• To be done
Reproduce the records below exactly as they appear.

• Records for processing
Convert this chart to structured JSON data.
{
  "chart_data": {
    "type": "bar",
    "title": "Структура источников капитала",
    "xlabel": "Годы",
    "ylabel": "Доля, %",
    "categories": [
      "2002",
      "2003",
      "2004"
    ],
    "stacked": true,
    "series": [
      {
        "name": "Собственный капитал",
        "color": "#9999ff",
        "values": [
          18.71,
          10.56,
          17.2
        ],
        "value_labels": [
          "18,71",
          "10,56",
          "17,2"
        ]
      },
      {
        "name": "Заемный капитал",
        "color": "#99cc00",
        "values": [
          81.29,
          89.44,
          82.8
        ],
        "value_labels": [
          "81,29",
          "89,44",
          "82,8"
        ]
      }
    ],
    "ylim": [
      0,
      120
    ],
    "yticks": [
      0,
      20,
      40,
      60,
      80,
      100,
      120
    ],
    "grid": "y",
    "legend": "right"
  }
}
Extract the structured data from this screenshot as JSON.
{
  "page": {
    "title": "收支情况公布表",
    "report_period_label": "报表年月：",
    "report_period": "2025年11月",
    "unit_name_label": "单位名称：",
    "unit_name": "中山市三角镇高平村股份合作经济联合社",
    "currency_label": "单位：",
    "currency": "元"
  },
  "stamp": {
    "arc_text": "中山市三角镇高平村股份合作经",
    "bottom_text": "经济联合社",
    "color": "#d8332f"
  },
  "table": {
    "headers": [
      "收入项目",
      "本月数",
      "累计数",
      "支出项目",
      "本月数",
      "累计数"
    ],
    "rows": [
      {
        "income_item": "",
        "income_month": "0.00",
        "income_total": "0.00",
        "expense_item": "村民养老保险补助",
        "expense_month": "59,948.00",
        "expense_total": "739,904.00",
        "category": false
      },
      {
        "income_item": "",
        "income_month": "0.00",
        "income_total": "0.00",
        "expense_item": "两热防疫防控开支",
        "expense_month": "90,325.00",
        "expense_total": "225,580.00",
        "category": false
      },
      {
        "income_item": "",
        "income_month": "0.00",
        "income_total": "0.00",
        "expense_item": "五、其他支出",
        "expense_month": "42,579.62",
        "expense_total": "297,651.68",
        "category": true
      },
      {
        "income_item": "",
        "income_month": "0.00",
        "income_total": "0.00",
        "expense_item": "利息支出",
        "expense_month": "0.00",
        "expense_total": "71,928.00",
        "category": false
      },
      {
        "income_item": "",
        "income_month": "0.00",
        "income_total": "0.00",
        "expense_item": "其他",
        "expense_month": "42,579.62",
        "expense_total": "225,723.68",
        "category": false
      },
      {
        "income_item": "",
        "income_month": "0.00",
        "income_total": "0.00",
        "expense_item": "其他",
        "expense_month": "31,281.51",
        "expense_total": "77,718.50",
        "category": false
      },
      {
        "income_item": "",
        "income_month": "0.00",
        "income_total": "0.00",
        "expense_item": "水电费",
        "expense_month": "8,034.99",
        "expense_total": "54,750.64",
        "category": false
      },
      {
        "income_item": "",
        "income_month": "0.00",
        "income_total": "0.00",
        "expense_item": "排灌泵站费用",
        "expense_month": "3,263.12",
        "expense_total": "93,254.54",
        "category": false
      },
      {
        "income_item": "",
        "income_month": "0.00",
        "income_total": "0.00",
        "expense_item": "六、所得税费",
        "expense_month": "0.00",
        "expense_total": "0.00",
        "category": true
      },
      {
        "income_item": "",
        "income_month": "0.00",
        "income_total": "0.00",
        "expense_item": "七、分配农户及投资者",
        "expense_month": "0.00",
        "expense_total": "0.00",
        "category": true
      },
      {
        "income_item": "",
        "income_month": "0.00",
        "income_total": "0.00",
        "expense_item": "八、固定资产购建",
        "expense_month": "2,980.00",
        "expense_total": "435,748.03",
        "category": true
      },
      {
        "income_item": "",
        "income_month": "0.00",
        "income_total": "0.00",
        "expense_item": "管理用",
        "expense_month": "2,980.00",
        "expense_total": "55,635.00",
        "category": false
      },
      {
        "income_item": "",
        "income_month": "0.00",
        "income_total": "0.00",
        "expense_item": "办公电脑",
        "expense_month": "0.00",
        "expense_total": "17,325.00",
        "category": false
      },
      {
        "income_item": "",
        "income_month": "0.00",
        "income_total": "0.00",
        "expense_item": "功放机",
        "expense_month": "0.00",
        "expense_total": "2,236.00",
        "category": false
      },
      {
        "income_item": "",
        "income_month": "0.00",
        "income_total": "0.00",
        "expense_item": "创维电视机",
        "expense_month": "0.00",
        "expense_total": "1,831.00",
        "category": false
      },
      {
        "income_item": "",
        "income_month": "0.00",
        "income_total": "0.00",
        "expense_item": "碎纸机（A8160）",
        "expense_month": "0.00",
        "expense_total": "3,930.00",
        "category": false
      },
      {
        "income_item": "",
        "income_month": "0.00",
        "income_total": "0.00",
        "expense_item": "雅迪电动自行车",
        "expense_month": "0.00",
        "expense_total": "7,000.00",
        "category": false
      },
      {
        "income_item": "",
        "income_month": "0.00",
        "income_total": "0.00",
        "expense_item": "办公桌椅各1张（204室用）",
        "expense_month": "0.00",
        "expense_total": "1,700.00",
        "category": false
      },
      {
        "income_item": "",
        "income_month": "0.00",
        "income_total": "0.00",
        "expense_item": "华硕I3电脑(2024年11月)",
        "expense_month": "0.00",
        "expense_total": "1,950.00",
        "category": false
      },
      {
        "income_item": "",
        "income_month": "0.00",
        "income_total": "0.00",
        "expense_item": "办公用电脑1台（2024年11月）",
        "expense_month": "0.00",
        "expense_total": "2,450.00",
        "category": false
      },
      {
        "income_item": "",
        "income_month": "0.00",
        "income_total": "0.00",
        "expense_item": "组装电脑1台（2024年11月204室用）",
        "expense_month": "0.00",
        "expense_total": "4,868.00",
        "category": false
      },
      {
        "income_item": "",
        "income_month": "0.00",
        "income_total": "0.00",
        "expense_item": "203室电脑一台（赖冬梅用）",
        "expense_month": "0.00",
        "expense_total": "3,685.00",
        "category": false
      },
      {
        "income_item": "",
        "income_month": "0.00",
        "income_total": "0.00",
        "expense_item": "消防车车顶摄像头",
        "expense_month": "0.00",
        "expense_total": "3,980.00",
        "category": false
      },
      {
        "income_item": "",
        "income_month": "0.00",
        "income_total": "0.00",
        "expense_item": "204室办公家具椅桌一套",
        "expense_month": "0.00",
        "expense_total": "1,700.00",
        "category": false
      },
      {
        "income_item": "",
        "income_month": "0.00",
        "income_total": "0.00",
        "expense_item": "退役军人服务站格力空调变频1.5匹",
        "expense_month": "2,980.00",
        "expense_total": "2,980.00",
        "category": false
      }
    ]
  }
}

• Solution for this problem
Convert this chart to structured JSON data.
{
  "chart_data": {
    "type": "bar",
    "title": "Структура источников капитала",
    "xlabel": "Годы",
    "ylabel": "Доля, %",
    "categories": [
      "2002",
      "2003",
      "2004"
    ],
    "stacked": true,
    "series": [
      {
        "name": "Собственный капитал",
        "color": "#9999ff",
        "values": [
          18.71,
          10.56,
          17.2
        ],
        "value_labels": [
          "18,71",
          "10,56",
          "17,2"
        ]
      },
      {
        "name": "Заемный капитал",
        "color": "#99cc00",
        "values": [
          81.29,
          89.44,
          82.8
        ],
        "value_labels": [
          "81,29",
          "89,44",
          "82,8"
        ]
      }
    ],
    "ylim": [
      0,
      120
    ],
    "yticks": [
      0,
      20,
      40,
      60,
      80,
      100,
      120
    ],
    "grid": "y",
    "legend": "right"
  }
}
Extract the structured data from this screenshot as JSON.
{
  "page": {
    "title": "收支情况公布表",
    "report_period_label": "报表年月：",
    "report_period": "2025年11月",
    "unit_name_label": "单位名称：",
    "unit_name": "中山市三角镇高平村股份合作经济联合社",
    "currency_label": "单位：",
    "currency": "元"
  },
  "stamp": {
    "arc_text": "中山市三角镇高平村股份合作经",
    "bottom_text": "经济联合社",
    "color": "#d8332f"
  },
  "table": {
    "headers": [
      "收入项目",
      "本月数",
      "累计数",
      "支出项目",
      "本月数",
      "累计数"
    ],
    "rows": [
      {
        "income_item": "",
        "income_month": "0.00",
        "income_total": "0.00",
        "expense_item": "村民养老保险补助",
        "expense_month": "59,948.00",
        "expense_total": "739,904.00",
        "category": false
      },
      {
        "income_item": "",
        "income_month": "0.00",
        "income_total": "0.00",
        "expense_item": "两热防疫防控开支",
        "expense_month": "90,325.00",
        "expense_total": "225,580.00",
        "category": false
      },
      {
        "income_item": "",
        "income_month": "0.00",
        "income_total": "0.00",
        "expense_item": "五、其他支出",
        "expense_month": "42,579.62",
        "expense_total": "297,651.68",
        "category": true
      },
      {
        "income_item": "",
        "income_month": "0.00",
        "income_total": "0.00",
        "expense_item": "利息支出",
        "expense_month": "0.00",
        "expense_total": "71,928.00",
        "category": false
      },
      {
        "income_item": "",
        "income_month": "0.00",
        "income_total": "0.00",
        "expense_item": "其他",
        "expense_month": "42,579.62",
        "expense_total": "225,723.68",
        "category": false
      },
      {
        "income_item": "",
        "income_month": "0.00",
        "income_total": "0.00",
        "expense_item": "其他",
        "expense_month": "31,281.51",
        "expense_total": "77,718.50",
        "category": false
      },
      {
        "income_item": "",
        "income_month": "0.00",
        "income_total": "0.00",
        "expense_item": "水电费",
        "expense_month": "8,034.99",
        "expense_total": "54,750.64",
        "category": false
      },
      {
        "income_item": "",
        "income_month": "0.00",
        "income_total": "0.00",
        "expense_item": "排灌泵站费用",
        "expense_month": "3,263.12",
        "expense_total": "93,254.54",
        "category": false
      },
      {
        "income_item": "",
        "income_month": "0.00",
        "income_total": "0.00",
        "expense_item": "六、所得税费",
        "expense_month": "0.00",
        "expense_total": "0.00",
        "category": true
      },
      {
        "income_item": "",
        "income_month": "0.00",
        "income_total": "0.00",
        "expense_item": "七、分配农户及投资者",
        "expense_month": "0.00",
        "expense_total": "0.00",
        "category": true
      },
      {
        "income_item": "",
        "income_month": "0.00",
        "income_total": "0.00",
        "expense_item": "八、固定资产购建",
        "expense_month": "2,980.00",
        "expense_total": "435,748.03",
        "category": true
      },
      {
        "income_item": "",
        "income_month": "0.00",
        "income_total": "0.00",
        "expense_item": "管理用",
        "expense_month": "2,980.00",
        "expense_total": "55,635.00",
        "category": false
      },
      {
        "income_item": "",
        "income_month": "0.00",
        "income_total": "0.00",
        "expense_item": "办公电脑",
        "expense_month": "0.00",
        "expense_total": "17,325.00",
        "category": false
      },
      {
        "income_item": "",
        "income_month": "0.00",
        "income_total": "0.00",
        "expense_item": "功放机",
        "expense_month": "0.00",
        "expense_total": "2,236.00",
        "category": false
      },
      {
        "income_item": "",
        "income_month": "0.00",
        "income_total": "0.00",
        "expense_item": "创维电视机",
        "expense_month": "0.00",
        "expense_total": "1,831.00",
        "category": false
      },
      {
        "income_item": "",
        "income_month": "0.00",
        "income_total": "0.00",
        "expense_item": "碎纸机（A8160）",
        "expense_month": "0.00",
        "expense_total": "3,930.00",
        "category": false
      },
      {
        "income_item": "",
        "income_month": "0.00",
        "income_total": "0.00",
        "expense_item": "雅迪电动自行车",
        "expense_month": "0.00",
        "expense_total": "7,000.00",
        "category": false
      },
      {
        "income_item": "",
        "income_month": "0.00",
        "income_total": "0.00",
        "expense_item": "办公桌椅各1张（204室用）",
        "expense_month": "0.00",
        "expense_total": "1,700.00",
        "category": false
      },
      {
        "income_item": "",
        "income_month": "0.00",
        "income_total": "0.00",
        "expense_item": "华硕I3电脑(2024年11月)",
        "expense_month": "0.00",
        "expense_total": "1,950.00",
        "category": false
      },
      {
        "income_item": "",
        "income_month": "0.00",
        "income_total": "0.00",
        "expense_item": "办公用电脑1台（2024年11月）",
        "expense_month": "0.00",
        "expense_total": "2,450.00",
        "category": false
      },
      {
        "income_item": "",
        "income_month": "0.00",
        "income_total": "0.00",
        "expense_item": "组装电脑1台（2024年11月204室用）",
        "expense_month": "0.00",
        "expense_total": "4,868.00",
        "category": false
      },
      {
        "income_item": "",
        "income_month": "0.00",
        "income_total": "0.00",
        "expense_item": "203室电脑一台（赖冬梅用）",
        "expense_month": "0.00",
        "expense_total": "3,685.00",
        "category": false
      },
      {
        "income_item": "",
        "income_month": "0.00",
        "income_total": "0.00",
        "expense_item": "消防车车顶摄像头",
        "expense_month": "0.00",
        "expense_total": "3,980.00",
        "category": false
      },
      {
        "income_item": "",
        "income_month": "0.00",
        "income_total": "0.00",
        "expense_item": "204室办公家具椅桌一套",
        "expense_month": "0.00",
        "expense_total": "1,700.00",
        "category": false
      },
      {
        "income_item": "",
        "income_month": "0.00",
        "income_total": "0.00",
        "expense_item": "退役军人服务站格力空调变频1.5匹",
        "expense_month": "2,980.00",
        "expense_total": "2,980.00",
        "category": false
      }
    ]
  }
}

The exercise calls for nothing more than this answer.